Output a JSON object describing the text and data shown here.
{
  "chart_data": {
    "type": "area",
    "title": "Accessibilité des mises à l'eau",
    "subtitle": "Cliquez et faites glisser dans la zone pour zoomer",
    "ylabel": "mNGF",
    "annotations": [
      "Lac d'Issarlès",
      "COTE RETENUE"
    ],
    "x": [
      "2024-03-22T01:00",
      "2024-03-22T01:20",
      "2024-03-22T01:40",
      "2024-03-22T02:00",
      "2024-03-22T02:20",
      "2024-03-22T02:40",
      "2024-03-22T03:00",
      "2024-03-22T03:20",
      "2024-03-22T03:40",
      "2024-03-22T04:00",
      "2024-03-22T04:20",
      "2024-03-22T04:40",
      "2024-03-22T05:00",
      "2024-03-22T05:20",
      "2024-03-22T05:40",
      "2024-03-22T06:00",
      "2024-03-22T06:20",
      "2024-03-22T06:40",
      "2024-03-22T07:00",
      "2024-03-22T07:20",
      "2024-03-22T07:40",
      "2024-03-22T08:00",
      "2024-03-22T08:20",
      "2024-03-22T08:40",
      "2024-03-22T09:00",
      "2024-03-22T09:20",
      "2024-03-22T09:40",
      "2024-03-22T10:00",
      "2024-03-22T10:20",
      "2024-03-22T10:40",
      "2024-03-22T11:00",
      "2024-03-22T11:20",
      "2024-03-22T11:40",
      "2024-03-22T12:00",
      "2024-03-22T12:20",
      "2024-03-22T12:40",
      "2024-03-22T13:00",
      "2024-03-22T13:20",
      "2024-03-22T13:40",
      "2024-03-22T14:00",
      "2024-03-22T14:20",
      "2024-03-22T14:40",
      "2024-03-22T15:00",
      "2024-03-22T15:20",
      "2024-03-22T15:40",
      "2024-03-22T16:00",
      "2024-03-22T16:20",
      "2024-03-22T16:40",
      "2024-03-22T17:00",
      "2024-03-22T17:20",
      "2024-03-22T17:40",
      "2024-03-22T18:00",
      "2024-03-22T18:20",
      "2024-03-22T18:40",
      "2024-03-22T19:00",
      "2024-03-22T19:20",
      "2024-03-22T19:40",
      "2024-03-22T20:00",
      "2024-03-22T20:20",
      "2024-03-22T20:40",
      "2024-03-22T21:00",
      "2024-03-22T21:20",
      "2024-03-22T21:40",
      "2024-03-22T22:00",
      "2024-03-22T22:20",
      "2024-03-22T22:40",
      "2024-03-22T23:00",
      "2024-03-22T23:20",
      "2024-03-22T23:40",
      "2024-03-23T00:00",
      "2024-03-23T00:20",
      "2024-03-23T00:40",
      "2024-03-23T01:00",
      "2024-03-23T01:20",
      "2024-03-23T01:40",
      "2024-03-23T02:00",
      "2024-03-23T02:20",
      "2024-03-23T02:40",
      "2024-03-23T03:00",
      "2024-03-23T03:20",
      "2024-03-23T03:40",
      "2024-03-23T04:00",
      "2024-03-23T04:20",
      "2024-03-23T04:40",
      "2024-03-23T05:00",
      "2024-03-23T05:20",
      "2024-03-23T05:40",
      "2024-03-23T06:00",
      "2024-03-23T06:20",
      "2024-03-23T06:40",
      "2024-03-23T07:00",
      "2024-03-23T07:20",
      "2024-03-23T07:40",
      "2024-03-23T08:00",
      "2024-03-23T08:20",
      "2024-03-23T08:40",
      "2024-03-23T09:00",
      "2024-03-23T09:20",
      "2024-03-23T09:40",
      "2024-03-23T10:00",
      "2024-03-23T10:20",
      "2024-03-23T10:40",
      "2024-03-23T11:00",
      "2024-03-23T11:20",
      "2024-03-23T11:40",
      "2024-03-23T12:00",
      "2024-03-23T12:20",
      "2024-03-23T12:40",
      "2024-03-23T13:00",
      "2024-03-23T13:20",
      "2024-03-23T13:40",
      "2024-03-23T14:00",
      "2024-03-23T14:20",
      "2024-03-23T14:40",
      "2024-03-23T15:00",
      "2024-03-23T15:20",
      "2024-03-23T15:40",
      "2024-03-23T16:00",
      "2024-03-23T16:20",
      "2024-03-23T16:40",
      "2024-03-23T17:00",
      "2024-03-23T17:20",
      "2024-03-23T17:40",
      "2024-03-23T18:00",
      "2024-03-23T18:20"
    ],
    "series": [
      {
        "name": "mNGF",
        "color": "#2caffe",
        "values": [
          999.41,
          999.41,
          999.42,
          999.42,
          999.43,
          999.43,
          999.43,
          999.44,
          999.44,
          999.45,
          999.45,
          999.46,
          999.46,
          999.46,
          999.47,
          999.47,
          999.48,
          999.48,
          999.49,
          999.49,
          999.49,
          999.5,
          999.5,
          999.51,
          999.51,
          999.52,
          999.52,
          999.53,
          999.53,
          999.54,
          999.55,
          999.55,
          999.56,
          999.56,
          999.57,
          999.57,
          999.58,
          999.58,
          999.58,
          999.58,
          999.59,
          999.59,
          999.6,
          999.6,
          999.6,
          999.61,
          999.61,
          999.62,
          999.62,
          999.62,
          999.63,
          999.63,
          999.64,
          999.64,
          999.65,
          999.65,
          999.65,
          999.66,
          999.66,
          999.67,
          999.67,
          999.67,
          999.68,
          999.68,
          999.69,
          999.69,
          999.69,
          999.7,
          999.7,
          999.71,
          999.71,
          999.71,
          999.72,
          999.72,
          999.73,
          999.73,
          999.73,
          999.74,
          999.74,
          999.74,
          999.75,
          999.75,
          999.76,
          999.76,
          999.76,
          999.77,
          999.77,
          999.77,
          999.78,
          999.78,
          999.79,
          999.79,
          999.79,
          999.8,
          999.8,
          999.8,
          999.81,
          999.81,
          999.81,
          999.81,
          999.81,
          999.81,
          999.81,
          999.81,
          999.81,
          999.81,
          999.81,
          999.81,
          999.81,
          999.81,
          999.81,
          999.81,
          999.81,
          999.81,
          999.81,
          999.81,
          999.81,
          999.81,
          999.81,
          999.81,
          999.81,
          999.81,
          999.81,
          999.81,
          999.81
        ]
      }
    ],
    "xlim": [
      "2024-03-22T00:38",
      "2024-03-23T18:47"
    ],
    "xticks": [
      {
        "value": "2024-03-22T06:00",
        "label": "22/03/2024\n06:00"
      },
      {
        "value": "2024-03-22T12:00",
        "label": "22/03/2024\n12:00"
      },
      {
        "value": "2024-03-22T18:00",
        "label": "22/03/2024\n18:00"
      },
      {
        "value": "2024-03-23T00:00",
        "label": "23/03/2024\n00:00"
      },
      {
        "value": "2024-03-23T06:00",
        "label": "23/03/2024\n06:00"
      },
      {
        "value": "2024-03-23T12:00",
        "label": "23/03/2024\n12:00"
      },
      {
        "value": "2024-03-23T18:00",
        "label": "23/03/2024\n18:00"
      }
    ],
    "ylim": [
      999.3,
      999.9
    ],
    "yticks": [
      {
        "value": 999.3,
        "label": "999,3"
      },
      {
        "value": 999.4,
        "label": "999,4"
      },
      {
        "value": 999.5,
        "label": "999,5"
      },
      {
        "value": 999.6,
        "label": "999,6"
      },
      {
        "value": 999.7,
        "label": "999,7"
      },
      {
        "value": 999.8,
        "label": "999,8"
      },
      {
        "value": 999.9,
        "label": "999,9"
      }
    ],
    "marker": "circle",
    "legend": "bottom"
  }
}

# Set problem:
Repeat all entries. Match them exactly.

# Expected output:
Output a JSON object describing the text and data shown here.
{
  "chart_data": {
    "type": "area",
    "title": "Accessibilité des mises à l'eau",
    "subtitle": "Cliquez et faites glisser dans la zone pour zoomer",
    "ylabel": "mNGF",
    "annotations": [
      "Lac d'Issarlès",
      "COTE RETENUE"
    ],
    "x": [
      "2024-03-22T01:00",
      "2024-03-22T01:20",
      "2024-03-22T01:40",
      "2024-03-22T02:00",
      "2024-03-22T02:20",
      "2024-03-22T02:40",
      "2024-03-22T03:00",
      "2024-03-22T03:20",
      "2024-03-22T03:40",
      "2024-03-22T04:00",
      "2024-03-22T04:20",
      "2024-03-22T04:40",
      "2024-03-22T05:00",
      "2024-03-22T05:20",
      "2024-03-22T05:40",
      "2024-03-22T06:00",
      "2024-03-22T06:20",
      "2024-03-22T06:40",
      "2024-03-22T07:00",
      "2024-03-22T07:20",
      "2024-03-22T07:40",
      "2024-03-22T08:00",
      "2024-03-22T08:20",
      "2024-03-22T08:40",
      "2024-03-22T09:00",
      "2024-03-22T09:20",
      "2024-03-22T09:40",
      "2024-03-22T10:00",
      "2024-03-22T10:20",
      "2024-03-22T10:40",
      "2024-03-22T11:00",
      "2024-03-22T11:20",
      "2024-03-22T11:40",
      "2024-03-22T12:00",
      "2024-03-22T12:20",
      "2024-03-22T12:40",
      "2024-03-22T13:00",
      "2024-03-22T13:20",
      "2024-03-22T13:40",
      "2024-03-22T14:00",
      "2024-03-22T14:20",
      "2024-03-22T14:40",
      "2024-03-22T15:00",
      "2024-03-22T15:20",
      "2024-03-22T15:40",
      "2024-03-22T16:00",
      "2024-03-22T16:20",
      "2024-03-22T16:40",
      "2024-03-22T17:00",
      "2024-03-22T17:20",
      "2024-03-22T17:40",
      "2024-03-22T18:00",
      "2024-03-22T18:20",
      "2024-03-22T18:40",
      "2024-03-22T19:00",
      "2024-03-22T19:20",
      "2024-03-22T19:40",
      "2024-03-22T20:00",
      "2024-03-22T20:20",
      "2024-03-22T20:40",
      "2024-03-22T21:00",
      "2024-03-22T21:20",
      "2024-03-22T21:40",
      "2024-03-22T22:00",
      "2024-03-22T22:20",
      "2024-03-22T22:40",
      "2024-03-22T23:00",
      "2024-03-22T23:20",
      "2024-03-22T23:40",
      "2024-03-23T00:00",
      "2024-03-23T00:20",
      "2024-03-23T00:40",
      "2024-03-23T01:00",
      "2024-03-23T01:20",
      "2024-03-23T01:40",
      "2024-03-23T02:00",
      "2024-03-23T02:20",
      "2024-03-23T02:40",
      "2024-03-23T03:00",
      "2024-03-23T03:20",
      "2024-03-23T03:40",
      "2024-03-23T04:00",
      "2024-03-23T04:20",
      "2024-03-23T04:40",
      "2024-03-23T05:00",
      "2024-03-23T05:20",
      "2024-03-23T05:40",
      "2024-03-23T06:00",
      "2024-03-23T06:20",
      "2024-03-23T06:40",
      "2024-03-23T07:00",
      "2024-03-23T07:20",
      "2024-03-23T07:40",
      "2024-03-23T08:00",
      "2024-03-23T08:20",
      "2024-03-23T08:40",
      "2024-03-23T09:00",
      "2024-03-23T09:20",
      "2024-03-23T09:40",
      "2024-03-23T10:00",
      "2024-03-23T10:20",
      "2024-03-23T10:40",
      "2024-03-23T11:00",
      "2024-03-23T11:20",
      "2024-03-23T11:40",
      "2024-03-23T12:00",
      "2024-03-23T12:20",
      "2024-03-23T12:40",
      "2024-03-23T13:00",
      "2024-03-23T13:20",
      "2024-03-23T13:40",
      "2024-03-23T14:00",
      "2024-03-23T14:20",
      "2024-03-23T14:40",
      "2024-03-23T15:00",
      "2024-03-23T15:20",
      "2024-03-23T15:40",
      "2024-03-23T16:00",
      "2024-03-23T16:20",
      "2024-03-23T16:40",
      "2024-03-23T17:00",
      "2024-03-23T17:20",
      "2024-03-23T17:40",
      "2024-03-23T18:00",
      "2024-03-23T18:20"
    ],
    "series": [
      {
        "name": "mNGF",
        "color": "#2caffe",
        "values": [
          999.41,
          999.41,
          999.42,
          999.42,
          999.43,
          999.43,
          999.43,
          999.44,
          999.44,
          999.45,
          999.45,
          999.46,
          999.46,
          999.46,
          999.47,
          999.47,
          999.48,
          999.48,
          999.49,
          999.49,
          999.49,
          999.5,
          999.5,
          999.51,
          999.51,
          999.52,
          999.52,
          999.53,
          999.53,
          999.54,
          999.55,
          999.55,
          999.56,
          999.56,
          999.57,
          999.57,
          999.58,
          999.58,
          999.58,
          999.58,
          999.59,
          999.59,
          999.6,
          999.6,
          999.6,
          999.61,
          999.61,
          999.62,
          999.62,
          999.62,
          999.63,
          999.63,
          999.64,
          999.64,
          999.65,
          999.65,
          999.65,
          999.66,
          999.66,
          999.67,
          999.67,
          999.67,
          999.68,
          999.68,
          999.69,
          999.69,
          999.69,
          999.7,
          999.7,
          999.71,
          999.71,
          999.71,
          999.72,
          999.72,
          999.73,
          999.73,
          999.73,
          999.74,
          999.74,
          999.74,
          999.75,
          999.75,
          999.76,
          999.76,
          999.76,
          999.77,
          999.77,
          999.77,
          999.78,
          999.78,
          999.79,
          999.79,
          999.79,
          999.8,
          999.8,
          999.8,
          999.81,
          999.81,
          999.81,
          999.81,
          999.81,
          999.81,
          999.81,
          999.81,
          999.81,
          999.81,
          999.81,
          999.81,
          999.81,
          999.81,
          999.81,
          999.81,
          999.81,
          999.81,
          999.81,
          999.81,
          999.81,
          999.81,
          999.81,
          999.81,
          999.81,
          999.81,
          999.81,
          999.81,
          999.81
        ]
      }
    ],
    "xlim": [
      "2024-03-22T00:38",
      "2024-03-23T18:47"
    ],
    "xticks": [
      {
        "value": "2024-03-22T06:00",
        "label": "22/03/2024\n06:00"
      },
      {
        "value": "2024-03-22T12:00",
        "label": "22/03/2024\n12:00"
      },
      {
        "value": "2024-03-22T18:00",
        "label": "22/03/2024\n18:00"
      },
      {
        "value": "2024-03-23T00:00",
        "label": "23/03/2024\n00:00"
      },
      {
        "value": "2024-03-23T06:00",
        "label": "23/03/2024\n06:00"
      },
      {
        "value": "2024-03-23T12:00",
        "label": "23/03/2024\n12:00"
      },
      {
        "value": "2024-03-23T18:00",
        "label": "23/03/2024\n18:00"
      }
    ],
    "ylim": [
      999.3,
      999.9
    ],
    "yticks": [
      {
        "value": 999.3,
        "label": "999,3"
      },
      {
        "value": 999.4,
        "label": "999,4"
      },
      {
        "value": 999.5,
        "label": "999,5"
      },
      {
        "value": 999.6,
        "label": "999,6"
      },
      {
        "value": 999.7,
        "label": "999,7"
      },
      {
        "value": 999.8,
        "label": "999,8"
      },
      {
        "value": 999.9,
        "label": "999,9"
      }
    ],
    "marker": "circle",
    "legend": "bottom"
  }
}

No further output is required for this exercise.